## INPUT RECORDS
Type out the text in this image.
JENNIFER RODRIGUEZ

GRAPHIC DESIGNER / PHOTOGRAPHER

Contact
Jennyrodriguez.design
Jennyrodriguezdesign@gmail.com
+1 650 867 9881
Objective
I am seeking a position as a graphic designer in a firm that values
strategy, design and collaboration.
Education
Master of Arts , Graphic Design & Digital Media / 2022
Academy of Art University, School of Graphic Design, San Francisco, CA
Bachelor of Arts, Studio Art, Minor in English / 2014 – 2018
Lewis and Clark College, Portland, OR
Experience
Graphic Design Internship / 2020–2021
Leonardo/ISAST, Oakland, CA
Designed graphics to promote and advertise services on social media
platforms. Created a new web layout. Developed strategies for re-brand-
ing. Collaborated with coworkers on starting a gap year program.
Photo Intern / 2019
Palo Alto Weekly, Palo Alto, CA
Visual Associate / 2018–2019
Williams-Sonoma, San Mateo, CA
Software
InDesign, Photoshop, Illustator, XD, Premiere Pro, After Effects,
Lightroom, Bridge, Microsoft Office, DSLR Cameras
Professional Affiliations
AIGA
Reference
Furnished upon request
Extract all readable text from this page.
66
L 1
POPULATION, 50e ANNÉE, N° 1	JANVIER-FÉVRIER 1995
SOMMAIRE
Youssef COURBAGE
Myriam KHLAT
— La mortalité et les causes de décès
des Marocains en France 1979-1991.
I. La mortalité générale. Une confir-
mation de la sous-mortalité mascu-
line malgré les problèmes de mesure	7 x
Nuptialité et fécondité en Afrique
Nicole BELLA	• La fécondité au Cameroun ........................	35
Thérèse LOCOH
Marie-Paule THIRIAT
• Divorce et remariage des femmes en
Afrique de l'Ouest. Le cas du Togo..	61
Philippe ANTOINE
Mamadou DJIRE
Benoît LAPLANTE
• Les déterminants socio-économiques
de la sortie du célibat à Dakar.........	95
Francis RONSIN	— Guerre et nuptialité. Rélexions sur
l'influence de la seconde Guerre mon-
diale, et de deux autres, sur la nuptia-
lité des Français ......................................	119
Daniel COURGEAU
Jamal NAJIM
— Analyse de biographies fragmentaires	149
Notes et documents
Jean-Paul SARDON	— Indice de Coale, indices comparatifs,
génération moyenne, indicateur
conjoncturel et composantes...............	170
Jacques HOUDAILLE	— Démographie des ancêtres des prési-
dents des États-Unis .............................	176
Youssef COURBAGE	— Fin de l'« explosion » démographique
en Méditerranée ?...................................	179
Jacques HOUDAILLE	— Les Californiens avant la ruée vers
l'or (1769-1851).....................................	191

## WRITTEN PROBLEM
Reproduce nothing but the lines from the line containing "Extract all readable text from this page." to the last line of the data, each exactly as written.

## TASK ANSWER
Extract all readable text from this page.
66
L 1
POPULATION, 50e ANNÉE, N° 1	JANVIER-FÉVRIER 1995
SOMMAIRE
Youssef COURBAGE
Myriam KHLAT
— La mortalité et les causes de décès
des Marocains en France 1979-1991.
I. La mortalité générale. Une confir-
mation de la sous-mortalité mascu-
line malgré les problèmes de mesure	7 x
Nuptialité et fécondité en Afrique
Nicole BELLA	• La fécondité au Cameroun ........................	35
Thérèse LOCOH
Marie-Paule THIRIAT
• Divorce et remariage des femmes en
Afrique de l'Ouest. Le cas du Togo..	61
Philippe ANTOINE
Mamadou DJIRE
Benoît LAPLANTE
• Les déterminants socio-économiques
de la sortie du célibat à Dakar.........	95
Francis RONSIN	— Guerre et nuptialité. Rélexions sur
l'influence de la seconde Guerre mon-
diale, et de deux autres, sur la nuptia-
lité des Français ......................................	119
Daniel COURGEAU
Jamal NAJIM
— Analyse de biographies fragmentaires	149
Notes et documents
Jean-Paul SARDON	— Indice de Coale, indices comparatifs,
génération moyenne, indicateur
conjoncturel et composantes...............	170
Jacques HOUDAILLE	— Démographie des ancêtres des prési-
dents des États-Unis .............................	176
Youssef COURBAGE	— Fin de l'« explosion » démographique
en Méditerranée ?...................................	179
Jacques HOUDAILLE	— Les Californiens avant la ruée vers
l'or (1769-1851).....................................	191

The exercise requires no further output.